## What is expected
Where a line contains the word "areas", copy that line in full.

--- Start of Stored records ---

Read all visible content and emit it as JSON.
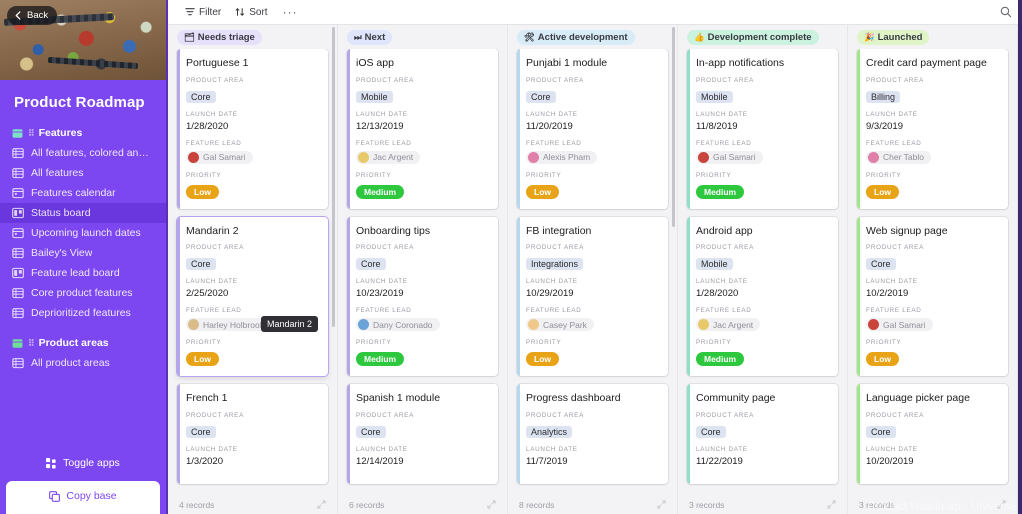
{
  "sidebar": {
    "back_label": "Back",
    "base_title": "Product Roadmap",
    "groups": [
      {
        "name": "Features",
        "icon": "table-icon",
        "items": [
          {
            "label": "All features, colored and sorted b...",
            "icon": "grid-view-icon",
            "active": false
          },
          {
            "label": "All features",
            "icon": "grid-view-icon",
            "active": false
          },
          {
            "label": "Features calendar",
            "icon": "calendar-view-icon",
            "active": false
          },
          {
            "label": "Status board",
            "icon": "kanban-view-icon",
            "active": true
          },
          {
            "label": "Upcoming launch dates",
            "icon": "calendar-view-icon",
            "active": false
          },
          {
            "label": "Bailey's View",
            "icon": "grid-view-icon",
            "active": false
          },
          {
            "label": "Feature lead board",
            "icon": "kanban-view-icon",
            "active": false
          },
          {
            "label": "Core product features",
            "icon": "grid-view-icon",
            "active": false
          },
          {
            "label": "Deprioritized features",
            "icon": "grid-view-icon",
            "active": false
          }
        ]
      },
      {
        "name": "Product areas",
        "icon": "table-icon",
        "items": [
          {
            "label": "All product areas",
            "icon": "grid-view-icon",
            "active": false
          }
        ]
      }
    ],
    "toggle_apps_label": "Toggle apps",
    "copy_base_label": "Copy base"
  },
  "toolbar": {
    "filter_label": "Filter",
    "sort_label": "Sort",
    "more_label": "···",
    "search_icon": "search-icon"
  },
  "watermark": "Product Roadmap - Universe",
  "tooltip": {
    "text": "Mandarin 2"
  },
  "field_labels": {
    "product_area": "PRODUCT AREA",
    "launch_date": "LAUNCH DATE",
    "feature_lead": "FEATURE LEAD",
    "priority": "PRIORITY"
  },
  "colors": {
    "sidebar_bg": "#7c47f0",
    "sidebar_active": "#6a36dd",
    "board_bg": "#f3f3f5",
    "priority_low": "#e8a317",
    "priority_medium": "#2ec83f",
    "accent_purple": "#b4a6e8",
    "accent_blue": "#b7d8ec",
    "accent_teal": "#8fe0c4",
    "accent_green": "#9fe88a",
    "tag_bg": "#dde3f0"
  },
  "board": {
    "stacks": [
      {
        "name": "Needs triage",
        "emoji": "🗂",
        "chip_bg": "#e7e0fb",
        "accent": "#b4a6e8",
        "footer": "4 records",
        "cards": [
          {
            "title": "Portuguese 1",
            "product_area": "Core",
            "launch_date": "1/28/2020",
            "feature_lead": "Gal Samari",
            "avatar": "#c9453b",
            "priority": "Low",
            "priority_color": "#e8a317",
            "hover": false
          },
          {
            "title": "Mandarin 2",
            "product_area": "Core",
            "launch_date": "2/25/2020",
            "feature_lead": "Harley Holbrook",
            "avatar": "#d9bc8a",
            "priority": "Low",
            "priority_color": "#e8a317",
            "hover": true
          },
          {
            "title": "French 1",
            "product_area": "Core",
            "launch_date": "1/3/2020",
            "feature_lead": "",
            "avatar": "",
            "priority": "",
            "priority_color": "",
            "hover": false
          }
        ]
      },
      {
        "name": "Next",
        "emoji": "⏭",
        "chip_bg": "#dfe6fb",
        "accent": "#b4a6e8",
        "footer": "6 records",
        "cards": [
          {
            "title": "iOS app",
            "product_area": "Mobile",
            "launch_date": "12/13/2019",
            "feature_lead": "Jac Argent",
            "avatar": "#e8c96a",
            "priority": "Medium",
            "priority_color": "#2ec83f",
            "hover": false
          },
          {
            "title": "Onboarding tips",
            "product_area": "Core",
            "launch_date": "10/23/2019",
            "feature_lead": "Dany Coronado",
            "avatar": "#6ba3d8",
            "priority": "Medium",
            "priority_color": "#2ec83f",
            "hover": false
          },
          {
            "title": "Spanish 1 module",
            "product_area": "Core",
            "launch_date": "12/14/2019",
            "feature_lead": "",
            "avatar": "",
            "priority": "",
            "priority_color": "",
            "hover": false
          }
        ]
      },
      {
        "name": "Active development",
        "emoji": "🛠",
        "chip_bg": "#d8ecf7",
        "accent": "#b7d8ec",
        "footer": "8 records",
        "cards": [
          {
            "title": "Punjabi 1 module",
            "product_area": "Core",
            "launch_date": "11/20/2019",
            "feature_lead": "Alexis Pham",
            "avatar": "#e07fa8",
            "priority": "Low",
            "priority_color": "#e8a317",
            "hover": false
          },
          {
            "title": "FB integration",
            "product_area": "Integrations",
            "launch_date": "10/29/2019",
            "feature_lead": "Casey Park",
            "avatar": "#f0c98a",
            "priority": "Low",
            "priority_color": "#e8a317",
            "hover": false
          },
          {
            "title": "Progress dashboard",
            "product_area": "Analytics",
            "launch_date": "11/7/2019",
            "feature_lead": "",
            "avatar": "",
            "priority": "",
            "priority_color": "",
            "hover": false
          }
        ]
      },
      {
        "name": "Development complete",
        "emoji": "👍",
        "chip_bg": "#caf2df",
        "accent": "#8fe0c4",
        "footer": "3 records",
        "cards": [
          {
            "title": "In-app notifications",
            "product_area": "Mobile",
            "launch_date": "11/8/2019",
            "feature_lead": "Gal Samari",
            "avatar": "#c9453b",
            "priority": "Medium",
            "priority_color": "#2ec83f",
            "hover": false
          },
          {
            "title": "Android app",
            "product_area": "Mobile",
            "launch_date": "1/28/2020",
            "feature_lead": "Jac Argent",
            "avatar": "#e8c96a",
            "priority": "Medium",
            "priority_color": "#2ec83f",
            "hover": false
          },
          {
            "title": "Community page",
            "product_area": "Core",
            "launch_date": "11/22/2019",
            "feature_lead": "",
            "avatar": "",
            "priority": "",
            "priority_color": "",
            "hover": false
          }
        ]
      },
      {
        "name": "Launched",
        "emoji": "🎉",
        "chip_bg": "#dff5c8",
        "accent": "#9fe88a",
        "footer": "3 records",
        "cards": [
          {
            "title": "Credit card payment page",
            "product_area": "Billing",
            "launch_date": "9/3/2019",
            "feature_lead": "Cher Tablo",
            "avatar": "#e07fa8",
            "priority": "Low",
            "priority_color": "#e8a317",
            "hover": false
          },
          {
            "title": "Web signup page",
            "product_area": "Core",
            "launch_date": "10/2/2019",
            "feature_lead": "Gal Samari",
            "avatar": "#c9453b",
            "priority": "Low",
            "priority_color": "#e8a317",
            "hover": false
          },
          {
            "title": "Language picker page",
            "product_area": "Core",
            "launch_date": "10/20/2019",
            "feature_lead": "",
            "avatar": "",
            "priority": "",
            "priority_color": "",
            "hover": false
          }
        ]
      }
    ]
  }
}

--- End of Stored records ---
--- Start of Stored records ---

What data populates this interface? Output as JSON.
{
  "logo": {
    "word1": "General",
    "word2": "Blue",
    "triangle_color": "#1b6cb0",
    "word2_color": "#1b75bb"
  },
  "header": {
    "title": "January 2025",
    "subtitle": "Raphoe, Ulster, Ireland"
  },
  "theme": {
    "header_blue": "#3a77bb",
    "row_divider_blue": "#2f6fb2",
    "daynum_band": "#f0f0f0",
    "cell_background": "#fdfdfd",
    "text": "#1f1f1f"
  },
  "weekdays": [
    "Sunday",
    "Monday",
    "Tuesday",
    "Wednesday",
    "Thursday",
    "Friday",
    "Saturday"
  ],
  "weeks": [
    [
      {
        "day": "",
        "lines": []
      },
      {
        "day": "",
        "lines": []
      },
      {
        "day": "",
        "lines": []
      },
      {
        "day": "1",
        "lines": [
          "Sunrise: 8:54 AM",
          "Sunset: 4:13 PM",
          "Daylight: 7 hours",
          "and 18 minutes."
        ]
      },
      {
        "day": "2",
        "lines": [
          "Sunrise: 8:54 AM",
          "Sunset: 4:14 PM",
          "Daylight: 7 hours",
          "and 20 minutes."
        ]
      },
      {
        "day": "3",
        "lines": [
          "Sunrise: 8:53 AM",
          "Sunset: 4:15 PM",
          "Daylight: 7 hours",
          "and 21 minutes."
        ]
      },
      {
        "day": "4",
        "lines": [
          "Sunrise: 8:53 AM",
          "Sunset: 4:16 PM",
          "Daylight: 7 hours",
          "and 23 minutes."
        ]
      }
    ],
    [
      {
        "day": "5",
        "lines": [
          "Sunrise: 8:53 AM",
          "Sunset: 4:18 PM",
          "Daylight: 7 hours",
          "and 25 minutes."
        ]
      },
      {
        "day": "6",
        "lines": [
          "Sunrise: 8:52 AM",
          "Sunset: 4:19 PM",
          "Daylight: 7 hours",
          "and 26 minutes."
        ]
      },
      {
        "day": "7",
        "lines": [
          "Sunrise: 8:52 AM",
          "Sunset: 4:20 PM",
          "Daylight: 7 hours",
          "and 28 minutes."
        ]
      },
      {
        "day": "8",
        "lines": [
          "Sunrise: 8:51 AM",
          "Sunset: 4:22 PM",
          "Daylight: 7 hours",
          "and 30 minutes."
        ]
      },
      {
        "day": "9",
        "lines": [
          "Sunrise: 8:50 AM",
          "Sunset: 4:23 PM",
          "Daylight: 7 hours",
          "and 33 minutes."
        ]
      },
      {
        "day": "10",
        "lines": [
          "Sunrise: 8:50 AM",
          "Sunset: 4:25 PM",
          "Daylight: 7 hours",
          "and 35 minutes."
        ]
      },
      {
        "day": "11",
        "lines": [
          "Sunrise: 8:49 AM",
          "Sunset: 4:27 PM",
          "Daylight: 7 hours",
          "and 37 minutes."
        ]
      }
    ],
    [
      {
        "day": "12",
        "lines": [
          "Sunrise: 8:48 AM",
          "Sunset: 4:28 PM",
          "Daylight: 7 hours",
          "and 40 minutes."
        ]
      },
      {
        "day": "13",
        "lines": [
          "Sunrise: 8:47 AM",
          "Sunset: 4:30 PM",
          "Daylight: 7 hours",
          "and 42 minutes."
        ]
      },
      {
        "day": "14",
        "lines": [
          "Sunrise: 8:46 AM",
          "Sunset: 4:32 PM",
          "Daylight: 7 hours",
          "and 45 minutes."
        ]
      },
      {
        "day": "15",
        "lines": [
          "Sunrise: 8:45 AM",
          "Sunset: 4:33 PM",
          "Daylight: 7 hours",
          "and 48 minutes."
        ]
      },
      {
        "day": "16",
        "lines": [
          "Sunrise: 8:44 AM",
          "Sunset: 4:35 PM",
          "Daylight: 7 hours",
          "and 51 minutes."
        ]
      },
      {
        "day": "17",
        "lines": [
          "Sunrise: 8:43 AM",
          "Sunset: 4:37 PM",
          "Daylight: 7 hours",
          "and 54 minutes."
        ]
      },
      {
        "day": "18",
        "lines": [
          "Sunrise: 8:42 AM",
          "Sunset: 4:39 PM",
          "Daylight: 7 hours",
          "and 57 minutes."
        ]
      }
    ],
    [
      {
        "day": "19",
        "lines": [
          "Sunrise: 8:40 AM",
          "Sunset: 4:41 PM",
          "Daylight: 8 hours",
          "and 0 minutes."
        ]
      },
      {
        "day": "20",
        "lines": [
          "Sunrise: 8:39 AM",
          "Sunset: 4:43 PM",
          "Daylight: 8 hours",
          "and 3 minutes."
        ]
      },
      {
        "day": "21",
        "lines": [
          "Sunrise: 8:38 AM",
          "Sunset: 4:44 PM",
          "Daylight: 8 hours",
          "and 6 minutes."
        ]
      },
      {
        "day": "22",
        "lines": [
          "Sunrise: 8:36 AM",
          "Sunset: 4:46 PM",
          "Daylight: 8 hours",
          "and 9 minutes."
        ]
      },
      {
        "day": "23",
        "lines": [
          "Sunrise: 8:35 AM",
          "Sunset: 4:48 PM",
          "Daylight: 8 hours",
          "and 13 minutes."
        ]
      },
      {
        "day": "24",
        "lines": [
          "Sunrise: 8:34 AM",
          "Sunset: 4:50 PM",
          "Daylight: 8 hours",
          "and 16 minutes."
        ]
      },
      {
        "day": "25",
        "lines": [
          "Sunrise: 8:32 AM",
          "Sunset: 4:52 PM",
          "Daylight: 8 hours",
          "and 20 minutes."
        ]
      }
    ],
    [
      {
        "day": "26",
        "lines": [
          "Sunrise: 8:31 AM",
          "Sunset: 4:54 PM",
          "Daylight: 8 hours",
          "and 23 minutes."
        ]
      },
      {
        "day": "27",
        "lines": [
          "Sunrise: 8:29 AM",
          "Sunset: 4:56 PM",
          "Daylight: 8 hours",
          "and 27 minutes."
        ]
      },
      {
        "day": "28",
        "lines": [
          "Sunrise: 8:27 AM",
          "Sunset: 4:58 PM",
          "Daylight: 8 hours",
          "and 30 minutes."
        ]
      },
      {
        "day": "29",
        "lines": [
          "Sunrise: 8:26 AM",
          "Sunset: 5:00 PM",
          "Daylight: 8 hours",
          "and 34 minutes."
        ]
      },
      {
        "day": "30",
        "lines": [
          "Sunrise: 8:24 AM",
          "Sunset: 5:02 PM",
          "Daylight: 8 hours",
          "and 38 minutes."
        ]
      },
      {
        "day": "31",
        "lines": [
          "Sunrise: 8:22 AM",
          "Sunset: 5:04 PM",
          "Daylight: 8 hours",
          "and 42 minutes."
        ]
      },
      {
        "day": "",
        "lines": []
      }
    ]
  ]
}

--- End of Stored records ---

## Answer to this exercise
        "name": "Product areas",
            "label": "All product areas",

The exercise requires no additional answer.